## Short exercise
Read the data and repeat it in full, exactly.

******************************

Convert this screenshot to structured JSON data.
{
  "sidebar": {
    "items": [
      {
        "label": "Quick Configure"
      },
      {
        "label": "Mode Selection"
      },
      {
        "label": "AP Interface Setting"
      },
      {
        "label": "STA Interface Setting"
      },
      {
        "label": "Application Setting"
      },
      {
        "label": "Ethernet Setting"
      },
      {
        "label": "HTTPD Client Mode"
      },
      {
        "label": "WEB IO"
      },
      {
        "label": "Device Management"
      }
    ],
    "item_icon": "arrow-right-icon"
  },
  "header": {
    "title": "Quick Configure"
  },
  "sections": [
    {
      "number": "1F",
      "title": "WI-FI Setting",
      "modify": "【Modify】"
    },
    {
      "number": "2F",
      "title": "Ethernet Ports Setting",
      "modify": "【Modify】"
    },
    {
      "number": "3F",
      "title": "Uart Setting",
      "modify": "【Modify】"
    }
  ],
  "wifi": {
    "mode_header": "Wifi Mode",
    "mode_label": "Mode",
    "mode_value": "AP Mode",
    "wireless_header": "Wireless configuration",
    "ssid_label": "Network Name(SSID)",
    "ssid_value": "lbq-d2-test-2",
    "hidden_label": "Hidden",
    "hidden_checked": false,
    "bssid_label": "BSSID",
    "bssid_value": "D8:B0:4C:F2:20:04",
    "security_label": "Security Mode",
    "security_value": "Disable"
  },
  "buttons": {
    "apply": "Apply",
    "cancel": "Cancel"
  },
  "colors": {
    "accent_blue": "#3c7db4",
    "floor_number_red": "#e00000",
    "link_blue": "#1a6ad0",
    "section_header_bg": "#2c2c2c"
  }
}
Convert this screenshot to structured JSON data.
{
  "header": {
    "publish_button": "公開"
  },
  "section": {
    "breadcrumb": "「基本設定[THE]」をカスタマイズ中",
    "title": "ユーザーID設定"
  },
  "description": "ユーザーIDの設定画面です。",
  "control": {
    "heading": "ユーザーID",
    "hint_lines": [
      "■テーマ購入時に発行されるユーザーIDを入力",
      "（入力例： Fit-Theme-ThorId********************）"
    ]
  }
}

******************************

## Written response
Convert this screenshot to structured JSON data.
{
  "sidebar": {
    "items": [
      {
        "label": "Quick Configure"
      },
      {
        "label": "Mode Selection"
      },
      {
        "label": "AP Interface Setting"
      },
      {
        "label": "STA Interface Setting"
      },
      {
        "label": "Application Setting"
      },
      {
        "label": "Ethernet Setting"
      },
      {
        "label": "HTTPD Client Mode"
      },
      {
        "label": "WEB IO"
      },
      {
        "label": "Device Management"
      }
    ],
    "item_icon": "arrow-right-icon"
  },
  "header": {
    "title": "Quick Configure"
  },
  "sections": [
    {
      "number": "1F",
      "title": "WI-FI Setting",
      "modify": "【Modify】"
    },
    {
      "number": "2F",
      "title": "Ethernet Ports Setting",
      "modify": "【Modify】"
    },
    {
      "number": "3F",
      "title": "Uart Setting",
      "modify": "【Modify】"
    }
  ],
  "wifi": {
    "mode_header": "Wifi Mode",
    "mode_label": "Mode",
    "mode_value": "AP Mode",
    "wireless_header": "Wireless configuration",
    "ssid_label": "Network Name(SSID)",
    "ssid_value": "lbq-d2-test-2",
    "hidden_label": "Hidden",
    "hidden_checked": false,
    "bssid_label": "BSSID",
    "bssid_value": "D8:B0:4C:F2:20:04",
    "security_label": "Security Mode",
    "security_value": "Disable"
  },
  "buttons": {
    "apply": "Apply",
    "cancel": "Cancel"
  },
  "colors": {
    "accent_blue": "#3c7db4",
    "floor_number_red": "#e00000",
    "link_blue": "#1a6ad0",
    "section_header_bg": "#2c2c2c"
  }
}
Convert this screenshot to structured JSON data.
{
  "header": {
    "publish_button": "公開"
  },
  "section": {
    "breadcrumb": "「基本設定[THE]」をカスタマイズ中",
    "title": "ユーザーID設定"
  },
  "description": "ユーザーIDの設定画面です。",
  "control": {
    "heading": "ユーザーID",
    "hint_lines": [
      "■テーマ購入時に発行されるユーザーIDを入力",
      "（入力例： Fit-Theme-ThorId********************）"
    ]
  }
}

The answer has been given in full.